┌────────

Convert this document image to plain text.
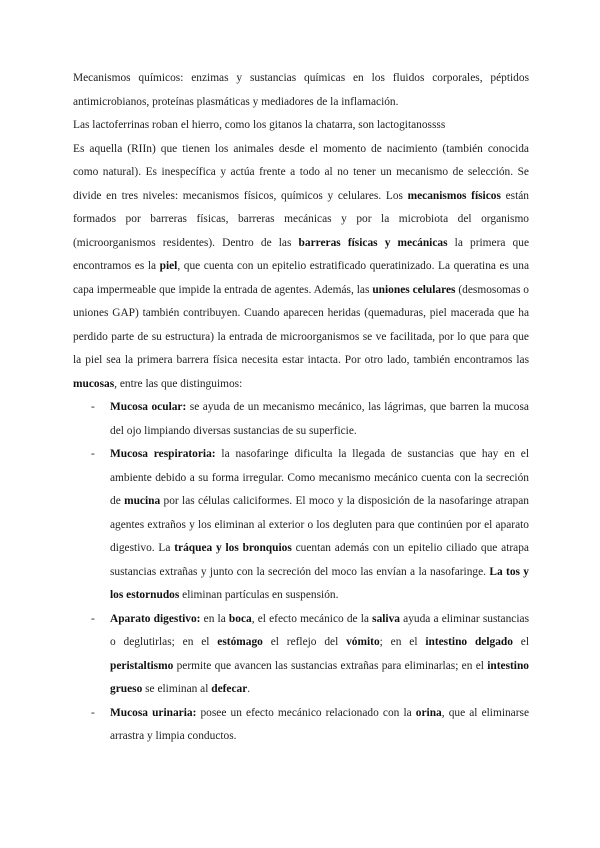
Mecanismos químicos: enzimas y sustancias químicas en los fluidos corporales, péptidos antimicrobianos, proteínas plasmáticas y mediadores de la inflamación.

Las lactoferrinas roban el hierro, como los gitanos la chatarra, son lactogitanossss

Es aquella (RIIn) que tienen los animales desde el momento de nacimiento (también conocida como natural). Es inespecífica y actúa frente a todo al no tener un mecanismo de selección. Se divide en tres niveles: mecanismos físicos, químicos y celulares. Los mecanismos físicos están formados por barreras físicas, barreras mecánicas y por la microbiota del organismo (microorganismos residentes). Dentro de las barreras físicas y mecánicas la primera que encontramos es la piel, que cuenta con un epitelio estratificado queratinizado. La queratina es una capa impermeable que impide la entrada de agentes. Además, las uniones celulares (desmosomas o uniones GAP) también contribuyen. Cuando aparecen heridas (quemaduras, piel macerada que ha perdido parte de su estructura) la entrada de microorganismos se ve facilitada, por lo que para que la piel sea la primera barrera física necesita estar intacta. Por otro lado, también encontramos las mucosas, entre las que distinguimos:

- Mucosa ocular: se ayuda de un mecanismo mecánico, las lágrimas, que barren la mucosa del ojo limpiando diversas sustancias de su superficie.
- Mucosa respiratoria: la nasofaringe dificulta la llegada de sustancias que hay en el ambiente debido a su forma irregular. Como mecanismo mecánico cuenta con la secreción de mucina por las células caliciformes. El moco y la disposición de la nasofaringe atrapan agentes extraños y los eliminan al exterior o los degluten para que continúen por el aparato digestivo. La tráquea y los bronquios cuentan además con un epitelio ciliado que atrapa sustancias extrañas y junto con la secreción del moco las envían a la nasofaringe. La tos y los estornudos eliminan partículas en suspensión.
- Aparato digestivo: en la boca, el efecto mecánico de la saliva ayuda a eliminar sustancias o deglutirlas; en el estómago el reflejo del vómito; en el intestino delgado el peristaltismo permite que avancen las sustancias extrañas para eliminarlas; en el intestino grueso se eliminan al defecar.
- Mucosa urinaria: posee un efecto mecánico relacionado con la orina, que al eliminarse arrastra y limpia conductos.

└────────

**WHAT YOU NEED TO DO:** Copy out the entries verbatim and leave the images out.

**ANSWER TO THIS TASK:**
Convert this document image to plain text.
Mecanismos químicos: enzimas y sustancias químicas en los fluidos corporales, péptidos antimicrobianos, proteínas plasmáticas y mediadores de la inflamación.

Las lactoferrinas roban el hierro, como los gitanos la chatarra, son lactogitanossss

Es aquella (RIIn) que tienen los animales desde el momento de nacimiento (también conocida como natural). Es inespecífica y actúa frente a todo al no tener un mecanismo de selección. Se divide en tres niveles: mecanismos físicos, químicos y celulares. Los mecanismos físicos están formados por barreras físicas, barreras mecánicas y por la microbiota del organismo (microorganismos residentes). Dentro de las barreras físicas y mecánicas la primera que encontramos es la piel, que cuenta con un epitelio estratificado queratinizado. La queratina es una capa impermeable que impide la entrada de agentes. Además, las uniones celulares (desmosomas o uniones GAP) también contribuyen. Cuando aparecen heridas (quemaduras, piel macerada que ha perdido parte de su estructura) la entrada de microorganismos se ve facilitada, por lo que para que la piel sea la primera barrera física necesita estar intacta. Por otro lado, también encontramos las mucosas, entre las que distinguimos:

- Mucosa ocular: se ayuda de un mecanismo mecánico, las lágrimas, que barren la mucosa del ojo limpiando diversas sustancias de su superficie.
- Mucosa respiratoria: la nasofaringe dificulta la llegada de sustancias que hay en el ambiente debido a su forma irregular. Como mecanismo mecánico cuenta con la secreción de mucina por las células caliciformes. El moco y la disposición de la nasofaringe atrapan agentes extraños y los eliminan al exterior o los degluten para que continúen por el aparato digestivo. La tráquea y los bronquios cuentan además con un epitelio ciliado que atrapa sustancias extrañas y junto con la secreción del moco las envían a la nasofaringe. La tos y los estornudos eliminan partículas en suspensión.
- Aparato digestivo: en la boca, el efecto mecánico de la saliva ayuda a eliminar sustancias o deglutirlas; en el estómago el reflejo del vómito; en el intestino delgado el peristaltismo permite que avancen las sustancias extrañas para eliminarlas; en el intestino grueso se eliminan al defecar.
- Mucosa urinaria: posee un efecto mecánico relacionado con la orina, que al eliminarse arrastra y limpia conductos.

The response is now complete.